─── Data listing ───

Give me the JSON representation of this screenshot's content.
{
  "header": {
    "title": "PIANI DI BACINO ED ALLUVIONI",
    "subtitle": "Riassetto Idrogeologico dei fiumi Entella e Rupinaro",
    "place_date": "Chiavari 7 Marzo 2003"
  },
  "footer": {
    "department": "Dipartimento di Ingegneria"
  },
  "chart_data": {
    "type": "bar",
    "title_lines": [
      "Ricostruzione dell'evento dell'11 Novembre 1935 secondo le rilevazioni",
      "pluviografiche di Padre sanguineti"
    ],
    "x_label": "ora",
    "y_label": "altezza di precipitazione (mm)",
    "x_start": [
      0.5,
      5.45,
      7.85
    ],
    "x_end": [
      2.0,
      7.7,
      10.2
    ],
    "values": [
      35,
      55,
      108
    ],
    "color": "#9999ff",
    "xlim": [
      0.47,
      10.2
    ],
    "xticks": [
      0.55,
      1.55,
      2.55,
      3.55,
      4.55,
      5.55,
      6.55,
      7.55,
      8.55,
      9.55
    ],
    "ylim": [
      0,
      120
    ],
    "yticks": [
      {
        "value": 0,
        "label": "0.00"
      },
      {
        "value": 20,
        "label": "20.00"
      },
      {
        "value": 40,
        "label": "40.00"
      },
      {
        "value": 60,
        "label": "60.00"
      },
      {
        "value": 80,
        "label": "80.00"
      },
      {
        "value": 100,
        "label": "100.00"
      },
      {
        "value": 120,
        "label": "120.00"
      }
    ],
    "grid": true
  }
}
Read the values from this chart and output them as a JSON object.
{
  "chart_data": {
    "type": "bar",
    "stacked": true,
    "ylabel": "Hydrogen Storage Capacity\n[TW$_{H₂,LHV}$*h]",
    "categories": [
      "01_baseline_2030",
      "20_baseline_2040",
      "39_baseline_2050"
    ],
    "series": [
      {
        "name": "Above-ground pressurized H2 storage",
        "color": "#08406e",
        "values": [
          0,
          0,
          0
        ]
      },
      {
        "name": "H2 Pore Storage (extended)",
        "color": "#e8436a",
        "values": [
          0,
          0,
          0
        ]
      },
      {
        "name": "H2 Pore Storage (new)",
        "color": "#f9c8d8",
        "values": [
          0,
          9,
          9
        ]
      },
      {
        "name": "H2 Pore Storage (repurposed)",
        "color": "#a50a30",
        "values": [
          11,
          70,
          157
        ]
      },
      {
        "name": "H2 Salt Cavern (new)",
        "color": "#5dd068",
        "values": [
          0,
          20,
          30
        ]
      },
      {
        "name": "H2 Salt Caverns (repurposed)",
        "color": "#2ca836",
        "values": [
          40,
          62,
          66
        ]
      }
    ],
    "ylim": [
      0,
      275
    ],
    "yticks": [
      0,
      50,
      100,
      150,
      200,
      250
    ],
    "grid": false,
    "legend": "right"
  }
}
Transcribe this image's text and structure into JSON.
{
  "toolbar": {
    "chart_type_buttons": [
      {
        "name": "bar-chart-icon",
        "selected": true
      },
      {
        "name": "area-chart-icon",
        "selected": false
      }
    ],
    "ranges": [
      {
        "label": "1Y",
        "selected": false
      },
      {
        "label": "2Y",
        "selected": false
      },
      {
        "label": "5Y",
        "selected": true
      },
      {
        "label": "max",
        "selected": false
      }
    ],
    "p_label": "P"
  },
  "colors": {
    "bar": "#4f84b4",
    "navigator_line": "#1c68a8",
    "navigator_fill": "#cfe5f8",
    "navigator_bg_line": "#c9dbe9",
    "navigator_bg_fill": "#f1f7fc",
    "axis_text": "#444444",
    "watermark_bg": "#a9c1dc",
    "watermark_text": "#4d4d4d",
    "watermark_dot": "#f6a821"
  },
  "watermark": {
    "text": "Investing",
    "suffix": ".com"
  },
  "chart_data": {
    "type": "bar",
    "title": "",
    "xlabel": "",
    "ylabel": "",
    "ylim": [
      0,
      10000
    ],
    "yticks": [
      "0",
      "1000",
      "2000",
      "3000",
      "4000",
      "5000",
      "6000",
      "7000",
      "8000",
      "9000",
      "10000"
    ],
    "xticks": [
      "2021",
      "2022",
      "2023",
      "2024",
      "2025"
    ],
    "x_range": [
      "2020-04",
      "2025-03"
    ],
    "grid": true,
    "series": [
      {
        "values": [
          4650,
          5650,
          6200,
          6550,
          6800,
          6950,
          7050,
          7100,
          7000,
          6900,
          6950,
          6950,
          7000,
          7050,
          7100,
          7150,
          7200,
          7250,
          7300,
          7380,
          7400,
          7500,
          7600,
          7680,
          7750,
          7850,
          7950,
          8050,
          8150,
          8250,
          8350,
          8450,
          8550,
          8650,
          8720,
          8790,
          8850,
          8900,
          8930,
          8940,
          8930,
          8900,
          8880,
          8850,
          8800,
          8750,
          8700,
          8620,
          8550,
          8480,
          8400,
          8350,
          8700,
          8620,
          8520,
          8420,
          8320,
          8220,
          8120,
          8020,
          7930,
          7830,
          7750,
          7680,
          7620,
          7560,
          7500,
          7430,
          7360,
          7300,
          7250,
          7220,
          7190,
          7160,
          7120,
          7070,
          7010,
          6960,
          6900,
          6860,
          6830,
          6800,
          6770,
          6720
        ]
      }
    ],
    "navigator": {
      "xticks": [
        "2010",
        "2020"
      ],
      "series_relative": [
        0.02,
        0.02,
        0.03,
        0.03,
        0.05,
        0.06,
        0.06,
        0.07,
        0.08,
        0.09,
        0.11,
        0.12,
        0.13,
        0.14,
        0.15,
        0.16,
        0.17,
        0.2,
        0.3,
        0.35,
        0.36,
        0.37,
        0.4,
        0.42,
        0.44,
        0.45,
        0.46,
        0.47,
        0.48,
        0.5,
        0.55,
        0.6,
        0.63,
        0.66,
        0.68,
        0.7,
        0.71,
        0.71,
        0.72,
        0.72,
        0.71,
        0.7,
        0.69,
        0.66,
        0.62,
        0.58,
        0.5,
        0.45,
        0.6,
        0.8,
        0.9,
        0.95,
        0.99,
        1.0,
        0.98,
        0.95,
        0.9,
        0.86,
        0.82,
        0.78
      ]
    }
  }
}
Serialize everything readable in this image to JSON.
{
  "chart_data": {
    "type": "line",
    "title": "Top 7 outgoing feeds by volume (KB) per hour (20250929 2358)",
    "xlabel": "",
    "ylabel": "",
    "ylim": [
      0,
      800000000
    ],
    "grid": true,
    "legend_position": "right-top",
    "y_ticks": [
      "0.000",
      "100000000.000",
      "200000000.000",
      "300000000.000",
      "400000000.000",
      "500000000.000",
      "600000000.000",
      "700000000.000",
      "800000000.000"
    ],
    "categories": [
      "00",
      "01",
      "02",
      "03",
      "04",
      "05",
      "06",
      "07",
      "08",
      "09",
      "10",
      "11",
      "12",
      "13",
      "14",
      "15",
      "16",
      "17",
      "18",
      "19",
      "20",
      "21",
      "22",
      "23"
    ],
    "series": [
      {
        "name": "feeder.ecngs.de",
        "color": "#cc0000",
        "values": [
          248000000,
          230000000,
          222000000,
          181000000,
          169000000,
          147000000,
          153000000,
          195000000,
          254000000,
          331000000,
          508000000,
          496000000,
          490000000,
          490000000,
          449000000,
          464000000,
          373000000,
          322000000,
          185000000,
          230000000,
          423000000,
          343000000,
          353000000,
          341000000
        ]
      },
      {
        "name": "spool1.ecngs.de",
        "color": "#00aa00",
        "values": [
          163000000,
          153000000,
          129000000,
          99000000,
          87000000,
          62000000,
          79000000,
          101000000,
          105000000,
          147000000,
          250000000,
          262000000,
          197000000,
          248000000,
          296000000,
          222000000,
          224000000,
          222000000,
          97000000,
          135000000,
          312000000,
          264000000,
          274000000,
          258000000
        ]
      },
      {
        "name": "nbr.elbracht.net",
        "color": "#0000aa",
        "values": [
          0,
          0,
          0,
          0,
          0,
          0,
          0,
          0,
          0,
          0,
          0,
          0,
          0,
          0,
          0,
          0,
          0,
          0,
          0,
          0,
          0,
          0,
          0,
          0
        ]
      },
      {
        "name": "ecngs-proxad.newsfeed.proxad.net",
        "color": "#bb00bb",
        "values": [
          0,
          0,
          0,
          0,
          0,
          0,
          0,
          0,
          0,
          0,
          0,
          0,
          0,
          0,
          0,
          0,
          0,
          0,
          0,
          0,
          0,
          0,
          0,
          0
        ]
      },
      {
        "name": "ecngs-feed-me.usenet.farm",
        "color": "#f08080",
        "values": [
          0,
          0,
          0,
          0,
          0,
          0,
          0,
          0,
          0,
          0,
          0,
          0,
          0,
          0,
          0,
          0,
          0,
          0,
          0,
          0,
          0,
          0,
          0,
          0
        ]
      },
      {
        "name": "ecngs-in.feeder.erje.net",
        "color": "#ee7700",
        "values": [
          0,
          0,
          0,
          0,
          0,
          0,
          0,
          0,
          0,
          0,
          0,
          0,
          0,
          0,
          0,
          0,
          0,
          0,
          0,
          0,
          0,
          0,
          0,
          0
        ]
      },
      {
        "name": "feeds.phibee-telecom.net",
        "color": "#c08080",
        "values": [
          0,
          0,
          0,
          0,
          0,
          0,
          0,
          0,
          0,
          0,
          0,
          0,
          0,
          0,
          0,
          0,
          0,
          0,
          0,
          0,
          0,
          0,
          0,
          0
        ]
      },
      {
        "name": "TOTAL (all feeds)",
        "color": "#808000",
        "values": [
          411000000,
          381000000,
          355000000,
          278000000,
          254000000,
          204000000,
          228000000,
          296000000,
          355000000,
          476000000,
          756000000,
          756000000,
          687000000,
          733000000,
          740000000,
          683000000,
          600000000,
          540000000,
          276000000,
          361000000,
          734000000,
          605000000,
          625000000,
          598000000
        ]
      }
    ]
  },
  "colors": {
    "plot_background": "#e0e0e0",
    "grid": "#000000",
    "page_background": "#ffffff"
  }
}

───

Do this: Of the lines in the data above, how many contain the word "right"? Give only that figure.

The response: 2